Figure record extracts:

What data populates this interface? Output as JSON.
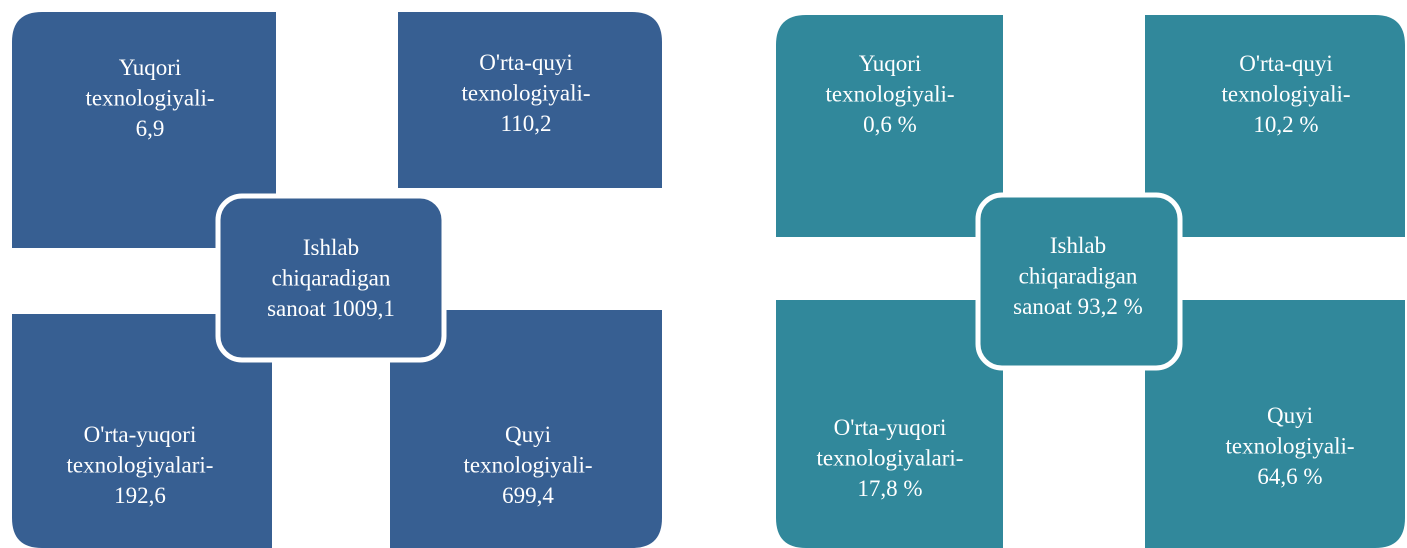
{
  "diagrams": [
    {
      "quadrants": [
        {
          "lines": [
            "Yuqori",
            "texnologiyali-",
            "6,9"
          ]
        },
        {
          "lines": [
            "O'rta-quyi",
            "texnologiyali-",
            "110,2"
          ]
        },
        {
          "lines": [
            "O'rta-yuqori",
            "texnologiyalari-",
            "192,6"
          ]
        },
        {
          "lines": [
            "Quyi",
            "texnologiyali-",
            "699,4"
          ]
        }
      ],
      "center": {
        "lines": [
          "Ishlab",
          "chiqaradigan",
          "sanoat 1009,1"
        ]
      }
    },
    {
      "quadrants": [
        {
          "lines": [
            "Yuqori",
            "texnologiyali-",
            "0,6 %"
          ]
        },
        {
          "lines": [
            "O'rta-quyi",
            "texnologiyali-",
            "10,2 %"
          ]
        },
        {
          "lines": [
            "O'rta-yuqori",
            "texnologiyalari-",
            "17,8 %"
          ]
        },
        {
          "lines": [
            "Quyi",
            "texnologiyali-",
            "64,6 %"
          ]
        }
      ],
      "center": {
        "lines": [
          "Ishlab",
          "chiqaradigan",
          "sanoat 93,2 %"
        ]
      }
    }
  ]
}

▸ **THE TASK**:
Without including the pictures, return each record above exactly as it stands.

▸ **EXERCISE RESPONSE**:
What data populates this interface? Output as JSON.
{
  "diagrams": [
    {
      "quadrants": [
        {
          "lines": [
            "Yuqori",
            "texnologiyali-",
            "6,9"
          ]
        },
        {
          "lines": [
            "O'rta-quyi",
            "texnologiyali-",
            "110,2"
          ]
        },
        {
          "lines": [
            "O'rta-yuqori",
            "texnologiyalari-",
            "192,6"
          ]
        },
        {
          "lines": [
            "Quyi",
            "texnologiyali-",
            "699,4"
          ]
        }
      ],
      "center": {
        "lines": [
          "Ishlab",
          "chiqaradigan",
          "sanoat 1009,1"
        ]
      }
    },
    {
      "quadrants": [
        {
          "lines": [
            "Yuqori",
            "texnologiyali-",
            "0,6 %"
          ]
        },
        {
          "lines": [
            "O'rta-quyi",
            "texnologiyali-",
            "10,2 %"
          ]
        },
        {
          "lines": [
            "O'rta-yuqori",
            "texnologiyalari-",
            "17,8 %"
          ]
        },
        {
          "lines": [
            "Quyi",
            "texnologiyali-",
            "64,6 %"
          ]
        }
      ],
      "center": {
        "lines": [
          "Ishlab",
          "chiqaradigan",
          "sanoat 93,2 %"
        ]
      }
    }
  ]
}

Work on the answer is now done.